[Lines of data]
-- -- --

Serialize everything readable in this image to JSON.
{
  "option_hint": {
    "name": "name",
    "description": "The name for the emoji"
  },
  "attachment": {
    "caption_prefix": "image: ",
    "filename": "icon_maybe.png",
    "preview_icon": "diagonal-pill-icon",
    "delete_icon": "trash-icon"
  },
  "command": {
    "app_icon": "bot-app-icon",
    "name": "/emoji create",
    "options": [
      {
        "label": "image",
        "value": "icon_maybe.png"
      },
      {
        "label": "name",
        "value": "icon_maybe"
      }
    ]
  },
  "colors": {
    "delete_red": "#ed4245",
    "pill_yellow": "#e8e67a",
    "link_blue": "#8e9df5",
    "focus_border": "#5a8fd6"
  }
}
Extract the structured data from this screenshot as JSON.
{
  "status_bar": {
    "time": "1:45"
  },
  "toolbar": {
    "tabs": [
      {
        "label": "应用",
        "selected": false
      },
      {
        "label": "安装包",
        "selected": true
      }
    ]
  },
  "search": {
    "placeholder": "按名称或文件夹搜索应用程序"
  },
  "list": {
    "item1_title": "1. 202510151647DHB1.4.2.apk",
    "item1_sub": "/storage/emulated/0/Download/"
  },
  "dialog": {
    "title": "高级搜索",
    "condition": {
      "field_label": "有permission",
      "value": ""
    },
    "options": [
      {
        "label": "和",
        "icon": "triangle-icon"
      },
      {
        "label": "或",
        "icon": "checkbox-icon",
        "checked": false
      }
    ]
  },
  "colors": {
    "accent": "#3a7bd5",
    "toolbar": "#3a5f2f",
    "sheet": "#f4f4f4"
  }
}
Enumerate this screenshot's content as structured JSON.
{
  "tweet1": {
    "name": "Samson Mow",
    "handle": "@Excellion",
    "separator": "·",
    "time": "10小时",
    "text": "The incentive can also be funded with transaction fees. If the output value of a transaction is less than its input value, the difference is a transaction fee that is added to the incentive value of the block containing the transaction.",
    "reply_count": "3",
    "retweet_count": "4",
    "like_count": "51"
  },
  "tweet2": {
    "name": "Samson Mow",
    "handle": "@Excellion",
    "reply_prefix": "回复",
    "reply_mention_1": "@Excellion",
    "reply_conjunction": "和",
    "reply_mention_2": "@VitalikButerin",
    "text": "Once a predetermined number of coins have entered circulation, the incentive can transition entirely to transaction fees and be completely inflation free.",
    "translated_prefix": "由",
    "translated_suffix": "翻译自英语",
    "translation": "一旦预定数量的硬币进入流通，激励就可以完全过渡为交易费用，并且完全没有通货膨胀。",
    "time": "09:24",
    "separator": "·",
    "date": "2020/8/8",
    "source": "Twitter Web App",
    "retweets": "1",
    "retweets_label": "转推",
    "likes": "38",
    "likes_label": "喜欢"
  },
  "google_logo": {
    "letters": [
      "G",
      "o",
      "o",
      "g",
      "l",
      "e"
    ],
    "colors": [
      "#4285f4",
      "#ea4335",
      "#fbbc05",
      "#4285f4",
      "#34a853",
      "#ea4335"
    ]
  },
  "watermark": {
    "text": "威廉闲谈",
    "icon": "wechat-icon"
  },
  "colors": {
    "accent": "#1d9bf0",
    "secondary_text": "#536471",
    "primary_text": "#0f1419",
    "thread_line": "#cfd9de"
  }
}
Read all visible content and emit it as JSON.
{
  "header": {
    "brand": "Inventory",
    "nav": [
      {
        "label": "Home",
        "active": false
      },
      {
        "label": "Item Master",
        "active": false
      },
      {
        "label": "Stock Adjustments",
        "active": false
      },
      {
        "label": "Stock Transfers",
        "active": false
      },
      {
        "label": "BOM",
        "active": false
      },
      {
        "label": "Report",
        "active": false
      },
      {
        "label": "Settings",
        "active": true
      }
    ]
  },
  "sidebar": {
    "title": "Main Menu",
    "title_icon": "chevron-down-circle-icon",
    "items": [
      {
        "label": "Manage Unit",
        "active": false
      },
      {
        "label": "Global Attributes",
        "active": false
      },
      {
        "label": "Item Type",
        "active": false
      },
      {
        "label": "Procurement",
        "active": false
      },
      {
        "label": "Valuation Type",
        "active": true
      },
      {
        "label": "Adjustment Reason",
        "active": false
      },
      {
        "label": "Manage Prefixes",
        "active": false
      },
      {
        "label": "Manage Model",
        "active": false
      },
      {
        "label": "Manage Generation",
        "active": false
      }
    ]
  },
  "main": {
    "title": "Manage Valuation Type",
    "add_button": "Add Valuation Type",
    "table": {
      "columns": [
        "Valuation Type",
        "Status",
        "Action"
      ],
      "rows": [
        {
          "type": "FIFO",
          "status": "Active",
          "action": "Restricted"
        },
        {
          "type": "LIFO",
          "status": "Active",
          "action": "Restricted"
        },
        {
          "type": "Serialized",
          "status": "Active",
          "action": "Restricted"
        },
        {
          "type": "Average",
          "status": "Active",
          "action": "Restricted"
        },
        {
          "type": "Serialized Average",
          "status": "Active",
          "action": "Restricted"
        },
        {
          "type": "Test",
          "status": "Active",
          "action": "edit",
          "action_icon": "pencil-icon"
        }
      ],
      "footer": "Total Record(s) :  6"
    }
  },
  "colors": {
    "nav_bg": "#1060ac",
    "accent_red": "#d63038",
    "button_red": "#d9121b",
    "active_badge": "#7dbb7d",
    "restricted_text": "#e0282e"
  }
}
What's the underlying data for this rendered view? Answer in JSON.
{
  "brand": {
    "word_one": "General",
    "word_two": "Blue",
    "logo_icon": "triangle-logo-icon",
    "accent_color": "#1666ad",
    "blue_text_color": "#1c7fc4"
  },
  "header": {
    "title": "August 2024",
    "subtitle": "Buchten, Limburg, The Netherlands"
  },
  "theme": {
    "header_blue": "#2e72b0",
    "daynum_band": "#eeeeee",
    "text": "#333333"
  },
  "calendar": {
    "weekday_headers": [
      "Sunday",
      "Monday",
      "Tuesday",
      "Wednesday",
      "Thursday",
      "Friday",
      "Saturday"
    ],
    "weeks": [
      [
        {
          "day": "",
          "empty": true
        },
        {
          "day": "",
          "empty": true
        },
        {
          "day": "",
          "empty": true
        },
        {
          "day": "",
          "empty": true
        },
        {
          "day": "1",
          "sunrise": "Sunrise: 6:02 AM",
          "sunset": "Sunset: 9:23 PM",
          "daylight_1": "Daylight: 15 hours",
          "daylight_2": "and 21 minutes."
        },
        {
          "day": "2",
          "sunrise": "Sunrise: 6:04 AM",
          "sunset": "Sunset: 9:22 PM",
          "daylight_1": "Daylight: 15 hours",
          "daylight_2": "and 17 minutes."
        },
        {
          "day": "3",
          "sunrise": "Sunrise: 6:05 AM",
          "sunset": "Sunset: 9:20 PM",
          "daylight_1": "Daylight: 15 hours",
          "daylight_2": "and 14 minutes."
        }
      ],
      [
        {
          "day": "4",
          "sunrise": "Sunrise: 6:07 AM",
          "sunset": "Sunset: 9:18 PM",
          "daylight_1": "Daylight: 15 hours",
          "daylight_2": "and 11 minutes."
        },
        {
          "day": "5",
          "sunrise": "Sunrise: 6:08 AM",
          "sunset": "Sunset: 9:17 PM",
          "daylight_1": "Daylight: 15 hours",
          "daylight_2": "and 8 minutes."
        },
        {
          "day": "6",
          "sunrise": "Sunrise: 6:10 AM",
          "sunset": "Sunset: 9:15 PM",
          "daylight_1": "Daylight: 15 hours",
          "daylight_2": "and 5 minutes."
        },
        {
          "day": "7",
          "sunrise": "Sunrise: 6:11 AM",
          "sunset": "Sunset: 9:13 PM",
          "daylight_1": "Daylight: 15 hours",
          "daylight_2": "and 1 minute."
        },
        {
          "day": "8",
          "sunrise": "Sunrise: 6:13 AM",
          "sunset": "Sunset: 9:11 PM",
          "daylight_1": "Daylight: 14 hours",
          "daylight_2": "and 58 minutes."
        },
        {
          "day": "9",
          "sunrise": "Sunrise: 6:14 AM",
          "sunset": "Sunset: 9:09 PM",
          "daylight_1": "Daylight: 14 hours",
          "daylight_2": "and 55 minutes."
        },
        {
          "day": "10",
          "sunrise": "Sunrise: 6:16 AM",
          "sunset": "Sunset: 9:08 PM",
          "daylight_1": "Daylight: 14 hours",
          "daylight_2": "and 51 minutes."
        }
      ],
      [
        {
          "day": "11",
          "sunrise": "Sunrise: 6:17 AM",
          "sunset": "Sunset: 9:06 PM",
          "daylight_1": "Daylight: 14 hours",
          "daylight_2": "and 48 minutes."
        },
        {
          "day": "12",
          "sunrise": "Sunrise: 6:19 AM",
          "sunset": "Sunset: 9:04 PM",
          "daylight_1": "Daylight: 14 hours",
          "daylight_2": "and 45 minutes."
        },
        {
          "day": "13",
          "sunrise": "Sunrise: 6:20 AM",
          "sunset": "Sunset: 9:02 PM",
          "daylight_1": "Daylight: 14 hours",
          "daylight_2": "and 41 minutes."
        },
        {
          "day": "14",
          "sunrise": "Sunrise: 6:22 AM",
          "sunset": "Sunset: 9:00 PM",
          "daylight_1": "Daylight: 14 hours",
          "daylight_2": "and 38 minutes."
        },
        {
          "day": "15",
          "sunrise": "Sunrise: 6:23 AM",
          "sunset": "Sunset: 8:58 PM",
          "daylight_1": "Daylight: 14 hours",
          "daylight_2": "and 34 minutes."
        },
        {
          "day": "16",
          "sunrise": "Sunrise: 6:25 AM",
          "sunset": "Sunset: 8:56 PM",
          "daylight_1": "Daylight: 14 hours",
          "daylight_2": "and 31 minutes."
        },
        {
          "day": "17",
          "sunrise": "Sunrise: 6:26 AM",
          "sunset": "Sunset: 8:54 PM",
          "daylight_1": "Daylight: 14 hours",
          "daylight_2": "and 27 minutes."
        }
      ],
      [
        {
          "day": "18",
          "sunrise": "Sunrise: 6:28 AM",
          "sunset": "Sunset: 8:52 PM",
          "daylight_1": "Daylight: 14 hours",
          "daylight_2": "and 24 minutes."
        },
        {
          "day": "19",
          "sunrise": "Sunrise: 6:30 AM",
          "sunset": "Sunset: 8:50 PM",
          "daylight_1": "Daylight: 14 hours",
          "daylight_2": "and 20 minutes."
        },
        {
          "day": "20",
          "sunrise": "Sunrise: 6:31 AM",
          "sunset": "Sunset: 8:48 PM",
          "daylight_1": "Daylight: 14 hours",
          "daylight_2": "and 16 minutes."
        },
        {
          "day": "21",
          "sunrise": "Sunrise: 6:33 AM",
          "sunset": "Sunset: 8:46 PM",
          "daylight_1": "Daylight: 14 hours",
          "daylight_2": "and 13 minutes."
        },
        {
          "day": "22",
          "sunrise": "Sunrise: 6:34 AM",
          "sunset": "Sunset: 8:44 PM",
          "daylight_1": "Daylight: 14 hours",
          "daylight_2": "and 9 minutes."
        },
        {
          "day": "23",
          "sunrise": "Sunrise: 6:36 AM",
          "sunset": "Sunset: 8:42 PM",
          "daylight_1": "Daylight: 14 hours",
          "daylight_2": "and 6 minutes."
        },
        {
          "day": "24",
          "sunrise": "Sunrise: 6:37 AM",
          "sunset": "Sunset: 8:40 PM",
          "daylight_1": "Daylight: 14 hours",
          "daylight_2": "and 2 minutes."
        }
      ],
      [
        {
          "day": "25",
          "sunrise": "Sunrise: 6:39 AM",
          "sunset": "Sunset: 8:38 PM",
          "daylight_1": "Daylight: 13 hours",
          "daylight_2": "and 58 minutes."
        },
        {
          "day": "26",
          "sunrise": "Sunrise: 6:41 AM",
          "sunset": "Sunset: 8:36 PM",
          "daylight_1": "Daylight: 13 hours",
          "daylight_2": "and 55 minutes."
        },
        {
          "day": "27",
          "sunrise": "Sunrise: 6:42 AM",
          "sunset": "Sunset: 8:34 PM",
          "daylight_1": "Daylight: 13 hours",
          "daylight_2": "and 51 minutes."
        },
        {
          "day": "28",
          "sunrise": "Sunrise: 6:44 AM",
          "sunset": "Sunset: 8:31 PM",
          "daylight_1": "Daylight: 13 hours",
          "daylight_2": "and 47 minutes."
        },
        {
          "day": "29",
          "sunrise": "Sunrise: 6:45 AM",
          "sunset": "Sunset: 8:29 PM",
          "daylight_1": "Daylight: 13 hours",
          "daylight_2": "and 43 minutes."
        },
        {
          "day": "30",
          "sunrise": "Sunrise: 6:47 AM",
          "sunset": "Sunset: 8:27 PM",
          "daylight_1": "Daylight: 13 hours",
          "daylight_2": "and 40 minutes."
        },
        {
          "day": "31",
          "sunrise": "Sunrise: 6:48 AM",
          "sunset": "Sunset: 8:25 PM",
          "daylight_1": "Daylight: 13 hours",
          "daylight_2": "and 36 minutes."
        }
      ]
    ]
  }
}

-- -- --

[Prompt]: Locate the lines above that hold the word "this". Show every one of them.

[Answer to the exercise]:
Serialize everything readable in this image to JSON.
Extract the structured data from this screenshot as JSON.
Enumerate this screenshot's content as structured JSON.
What's the underlying data for this rendered view? Answer in JSON.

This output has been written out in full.